◆ What you are asked to do: For each line in the data below that holds "accomodations", return a copy.

● ● ● ●

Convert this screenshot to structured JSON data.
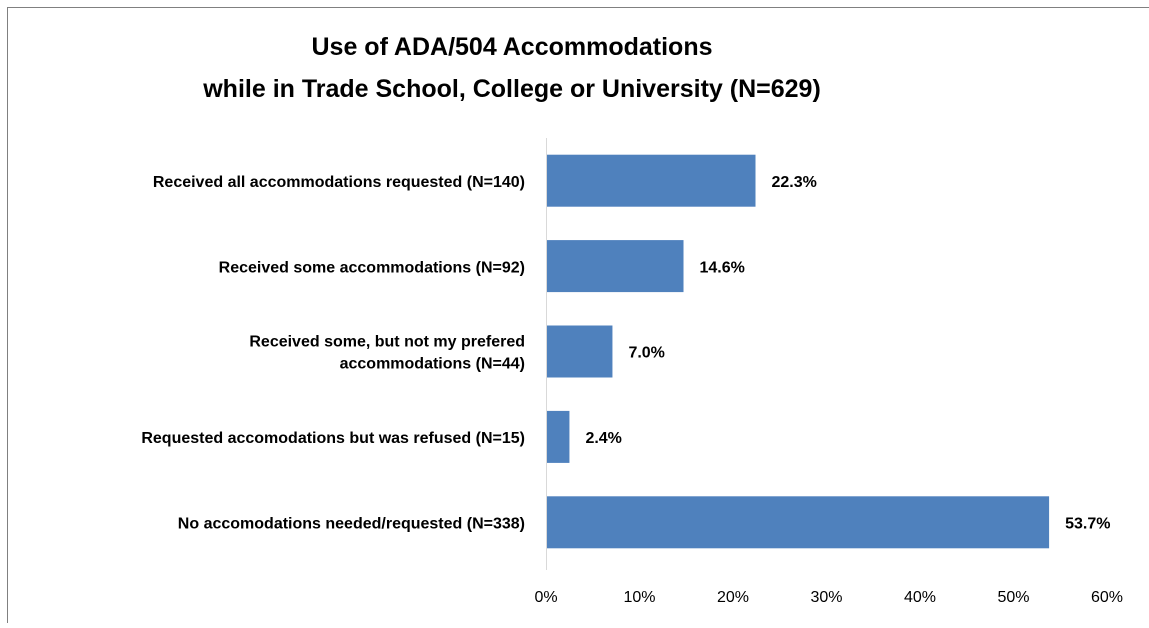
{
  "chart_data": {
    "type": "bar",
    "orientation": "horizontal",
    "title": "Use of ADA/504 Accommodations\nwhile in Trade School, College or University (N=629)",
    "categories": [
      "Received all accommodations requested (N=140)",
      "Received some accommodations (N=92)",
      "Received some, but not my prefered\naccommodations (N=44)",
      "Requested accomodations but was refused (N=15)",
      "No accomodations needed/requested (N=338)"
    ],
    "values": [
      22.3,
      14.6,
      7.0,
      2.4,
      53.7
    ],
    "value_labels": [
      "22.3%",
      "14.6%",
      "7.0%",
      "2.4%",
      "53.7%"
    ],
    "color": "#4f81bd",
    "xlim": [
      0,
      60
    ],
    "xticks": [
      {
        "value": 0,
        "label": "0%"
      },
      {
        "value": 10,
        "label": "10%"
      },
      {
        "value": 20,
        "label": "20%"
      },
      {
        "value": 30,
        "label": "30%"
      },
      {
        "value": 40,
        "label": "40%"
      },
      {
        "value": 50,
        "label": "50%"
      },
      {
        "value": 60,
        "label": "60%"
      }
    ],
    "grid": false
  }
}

● ● ● ●

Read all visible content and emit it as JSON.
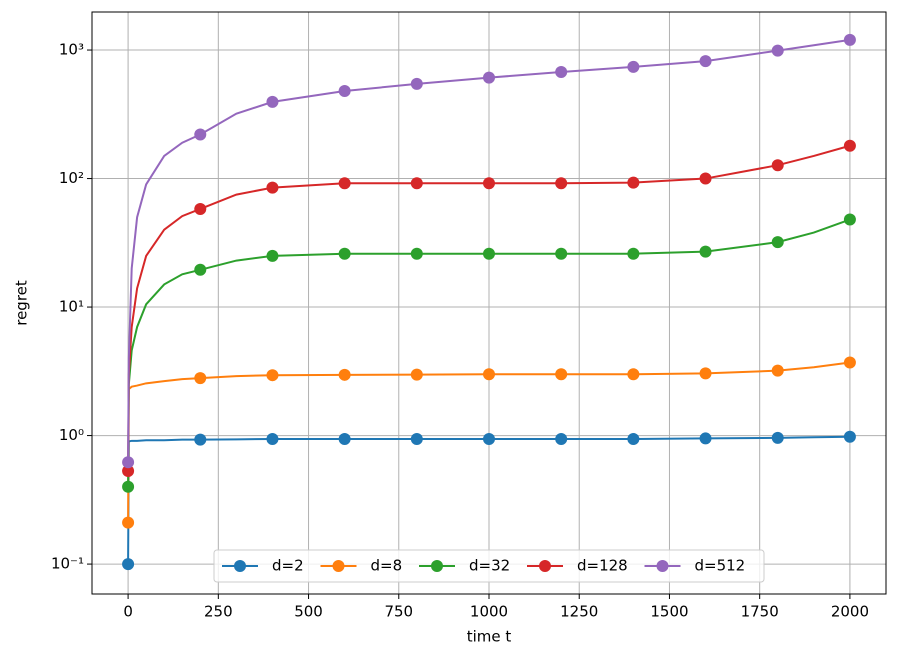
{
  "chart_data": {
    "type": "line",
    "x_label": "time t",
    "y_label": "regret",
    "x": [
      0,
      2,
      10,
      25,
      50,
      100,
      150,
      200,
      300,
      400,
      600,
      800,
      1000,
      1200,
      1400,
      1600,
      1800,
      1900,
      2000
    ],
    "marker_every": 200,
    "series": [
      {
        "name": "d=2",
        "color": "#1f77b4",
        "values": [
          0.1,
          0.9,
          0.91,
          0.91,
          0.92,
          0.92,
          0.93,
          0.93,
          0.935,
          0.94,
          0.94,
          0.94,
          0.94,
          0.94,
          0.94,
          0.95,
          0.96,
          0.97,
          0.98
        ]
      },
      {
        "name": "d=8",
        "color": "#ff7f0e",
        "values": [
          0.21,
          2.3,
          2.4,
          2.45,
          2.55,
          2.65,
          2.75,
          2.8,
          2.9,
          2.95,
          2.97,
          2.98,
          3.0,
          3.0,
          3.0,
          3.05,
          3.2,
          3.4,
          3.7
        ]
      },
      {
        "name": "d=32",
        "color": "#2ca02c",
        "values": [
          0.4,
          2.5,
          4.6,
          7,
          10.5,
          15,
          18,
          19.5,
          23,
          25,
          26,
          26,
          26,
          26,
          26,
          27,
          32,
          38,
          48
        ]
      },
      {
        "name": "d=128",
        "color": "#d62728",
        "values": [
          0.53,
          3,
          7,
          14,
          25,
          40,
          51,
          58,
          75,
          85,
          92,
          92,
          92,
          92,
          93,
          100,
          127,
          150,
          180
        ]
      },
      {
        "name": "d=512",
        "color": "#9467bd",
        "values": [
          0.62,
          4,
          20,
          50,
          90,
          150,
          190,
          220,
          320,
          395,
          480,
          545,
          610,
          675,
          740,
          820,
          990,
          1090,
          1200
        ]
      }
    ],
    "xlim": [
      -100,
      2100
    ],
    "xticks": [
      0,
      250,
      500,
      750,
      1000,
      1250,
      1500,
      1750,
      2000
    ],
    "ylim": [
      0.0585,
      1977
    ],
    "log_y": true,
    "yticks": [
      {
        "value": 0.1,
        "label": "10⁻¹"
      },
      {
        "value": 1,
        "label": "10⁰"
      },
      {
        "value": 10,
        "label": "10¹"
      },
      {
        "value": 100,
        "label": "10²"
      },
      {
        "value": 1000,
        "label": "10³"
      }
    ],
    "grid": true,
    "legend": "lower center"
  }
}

● ● ● ●

◆ Completed exercise:
      "Requested accomodations but was refused (N=15)",
      "No accomodations needed/requested (N=338)"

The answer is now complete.